▶ WHAT IS BEING ASKED
Isolate every line in the data with the string "Influenza" and copy it.

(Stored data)

+ + + +

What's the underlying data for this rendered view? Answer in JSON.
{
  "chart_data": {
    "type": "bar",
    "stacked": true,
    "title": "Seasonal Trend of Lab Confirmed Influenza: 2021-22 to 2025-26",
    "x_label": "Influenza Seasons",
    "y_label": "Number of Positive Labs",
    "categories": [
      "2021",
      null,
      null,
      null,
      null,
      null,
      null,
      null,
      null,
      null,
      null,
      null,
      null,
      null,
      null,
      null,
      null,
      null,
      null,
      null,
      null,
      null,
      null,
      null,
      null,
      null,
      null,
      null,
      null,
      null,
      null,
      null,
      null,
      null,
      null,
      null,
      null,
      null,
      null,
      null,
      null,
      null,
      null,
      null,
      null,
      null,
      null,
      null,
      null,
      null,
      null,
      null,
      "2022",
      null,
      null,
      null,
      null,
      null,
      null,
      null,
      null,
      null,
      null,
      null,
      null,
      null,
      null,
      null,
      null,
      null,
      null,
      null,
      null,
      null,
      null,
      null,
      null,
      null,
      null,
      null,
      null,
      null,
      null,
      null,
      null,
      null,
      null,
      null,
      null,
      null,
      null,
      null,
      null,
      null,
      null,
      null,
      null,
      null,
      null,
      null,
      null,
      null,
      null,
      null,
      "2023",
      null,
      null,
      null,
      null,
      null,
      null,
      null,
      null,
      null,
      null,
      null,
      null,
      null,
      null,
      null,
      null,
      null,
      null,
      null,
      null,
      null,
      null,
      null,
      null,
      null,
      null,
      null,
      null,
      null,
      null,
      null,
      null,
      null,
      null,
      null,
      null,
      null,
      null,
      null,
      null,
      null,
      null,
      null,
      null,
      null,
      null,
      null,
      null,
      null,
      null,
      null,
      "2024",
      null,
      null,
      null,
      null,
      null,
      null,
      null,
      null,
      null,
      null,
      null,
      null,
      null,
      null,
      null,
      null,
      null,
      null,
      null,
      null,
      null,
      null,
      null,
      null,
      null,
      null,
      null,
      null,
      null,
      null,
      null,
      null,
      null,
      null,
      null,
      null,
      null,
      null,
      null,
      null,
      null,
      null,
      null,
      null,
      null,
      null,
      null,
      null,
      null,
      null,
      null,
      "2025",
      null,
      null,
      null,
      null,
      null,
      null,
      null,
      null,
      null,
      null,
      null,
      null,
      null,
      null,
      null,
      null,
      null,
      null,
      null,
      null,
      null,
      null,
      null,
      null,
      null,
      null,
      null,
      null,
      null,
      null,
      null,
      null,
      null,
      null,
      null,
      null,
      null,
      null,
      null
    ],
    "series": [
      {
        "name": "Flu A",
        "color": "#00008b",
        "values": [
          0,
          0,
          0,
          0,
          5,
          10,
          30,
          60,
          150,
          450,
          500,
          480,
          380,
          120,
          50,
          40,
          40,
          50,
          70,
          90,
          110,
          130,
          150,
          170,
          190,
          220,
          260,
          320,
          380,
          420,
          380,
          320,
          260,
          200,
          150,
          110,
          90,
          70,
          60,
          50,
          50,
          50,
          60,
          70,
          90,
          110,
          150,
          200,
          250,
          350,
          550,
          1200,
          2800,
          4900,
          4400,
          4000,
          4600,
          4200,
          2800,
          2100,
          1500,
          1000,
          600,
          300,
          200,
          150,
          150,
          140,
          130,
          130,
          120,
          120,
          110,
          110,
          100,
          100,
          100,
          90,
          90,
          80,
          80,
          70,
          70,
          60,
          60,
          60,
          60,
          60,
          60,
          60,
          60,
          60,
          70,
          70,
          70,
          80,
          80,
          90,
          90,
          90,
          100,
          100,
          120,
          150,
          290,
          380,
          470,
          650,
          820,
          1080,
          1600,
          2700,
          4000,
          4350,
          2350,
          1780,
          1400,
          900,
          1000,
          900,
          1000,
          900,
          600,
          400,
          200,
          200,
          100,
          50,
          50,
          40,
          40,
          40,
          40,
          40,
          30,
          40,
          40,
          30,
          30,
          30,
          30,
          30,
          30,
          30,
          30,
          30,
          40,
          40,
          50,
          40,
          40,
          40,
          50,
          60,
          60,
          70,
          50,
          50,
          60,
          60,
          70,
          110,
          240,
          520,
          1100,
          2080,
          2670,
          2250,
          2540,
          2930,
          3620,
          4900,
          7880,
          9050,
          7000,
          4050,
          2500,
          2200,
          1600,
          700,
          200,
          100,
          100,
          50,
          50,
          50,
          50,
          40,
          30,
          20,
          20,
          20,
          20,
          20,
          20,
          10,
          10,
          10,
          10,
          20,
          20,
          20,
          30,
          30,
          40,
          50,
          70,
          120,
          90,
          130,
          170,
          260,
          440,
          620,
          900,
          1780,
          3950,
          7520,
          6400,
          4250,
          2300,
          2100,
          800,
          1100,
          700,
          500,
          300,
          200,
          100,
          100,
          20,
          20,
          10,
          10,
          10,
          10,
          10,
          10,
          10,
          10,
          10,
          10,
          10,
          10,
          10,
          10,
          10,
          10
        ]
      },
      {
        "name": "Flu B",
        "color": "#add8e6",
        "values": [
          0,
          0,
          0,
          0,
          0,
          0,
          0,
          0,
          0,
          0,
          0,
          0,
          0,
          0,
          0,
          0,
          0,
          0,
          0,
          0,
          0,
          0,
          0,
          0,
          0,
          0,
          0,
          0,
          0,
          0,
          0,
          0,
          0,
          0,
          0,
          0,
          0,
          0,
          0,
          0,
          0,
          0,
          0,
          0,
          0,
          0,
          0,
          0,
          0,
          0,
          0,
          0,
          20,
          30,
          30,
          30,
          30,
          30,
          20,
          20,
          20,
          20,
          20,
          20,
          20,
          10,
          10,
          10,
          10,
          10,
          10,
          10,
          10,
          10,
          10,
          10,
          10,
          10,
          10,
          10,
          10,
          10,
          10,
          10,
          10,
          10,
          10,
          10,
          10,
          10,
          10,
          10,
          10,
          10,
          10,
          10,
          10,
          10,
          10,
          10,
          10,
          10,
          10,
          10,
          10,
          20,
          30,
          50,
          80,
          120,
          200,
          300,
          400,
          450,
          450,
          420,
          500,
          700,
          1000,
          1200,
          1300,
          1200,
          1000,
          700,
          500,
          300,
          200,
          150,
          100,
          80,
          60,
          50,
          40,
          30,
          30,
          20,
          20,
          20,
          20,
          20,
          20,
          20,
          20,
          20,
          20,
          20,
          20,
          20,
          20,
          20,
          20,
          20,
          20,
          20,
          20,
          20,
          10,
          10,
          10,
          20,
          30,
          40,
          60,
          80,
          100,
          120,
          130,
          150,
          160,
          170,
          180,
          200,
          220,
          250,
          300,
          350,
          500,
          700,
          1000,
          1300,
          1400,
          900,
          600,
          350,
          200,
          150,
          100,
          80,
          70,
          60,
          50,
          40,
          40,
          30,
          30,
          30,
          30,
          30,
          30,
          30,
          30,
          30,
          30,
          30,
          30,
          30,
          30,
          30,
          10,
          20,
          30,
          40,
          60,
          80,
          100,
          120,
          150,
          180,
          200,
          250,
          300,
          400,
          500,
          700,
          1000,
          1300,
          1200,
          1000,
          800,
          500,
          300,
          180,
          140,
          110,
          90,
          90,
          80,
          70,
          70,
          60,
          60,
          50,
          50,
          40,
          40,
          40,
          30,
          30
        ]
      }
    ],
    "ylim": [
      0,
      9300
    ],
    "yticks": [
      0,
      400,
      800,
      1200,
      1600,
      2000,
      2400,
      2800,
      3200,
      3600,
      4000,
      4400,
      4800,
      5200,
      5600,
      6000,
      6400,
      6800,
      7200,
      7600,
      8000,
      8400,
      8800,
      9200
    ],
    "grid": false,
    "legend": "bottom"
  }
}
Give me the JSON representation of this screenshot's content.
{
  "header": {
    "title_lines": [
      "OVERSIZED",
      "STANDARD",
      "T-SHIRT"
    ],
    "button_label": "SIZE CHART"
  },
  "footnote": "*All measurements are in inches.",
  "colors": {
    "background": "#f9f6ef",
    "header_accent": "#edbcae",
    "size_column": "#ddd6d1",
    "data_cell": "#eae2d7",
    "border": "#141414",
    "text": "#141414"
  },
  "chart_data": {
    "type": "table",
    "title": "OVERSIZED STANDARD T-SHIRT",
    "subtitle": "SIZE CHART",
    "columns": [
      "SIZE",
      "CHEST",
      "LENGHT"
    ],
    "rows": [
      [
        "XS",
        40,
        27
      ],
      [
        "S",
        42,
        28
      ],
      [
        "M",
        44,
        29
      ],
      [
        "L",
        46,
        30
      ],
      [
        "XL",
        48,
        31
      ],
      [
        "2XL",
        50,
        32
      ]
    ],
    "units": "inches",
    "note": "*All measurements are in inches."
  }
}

+ + + +

▶ ANSWER TO THIS PROBLEM
    "title": "Seasonal Trend of Lab Confirmed Influenza: 2021-22 to 2025-26",
    "x_label": "Influenza Seasons",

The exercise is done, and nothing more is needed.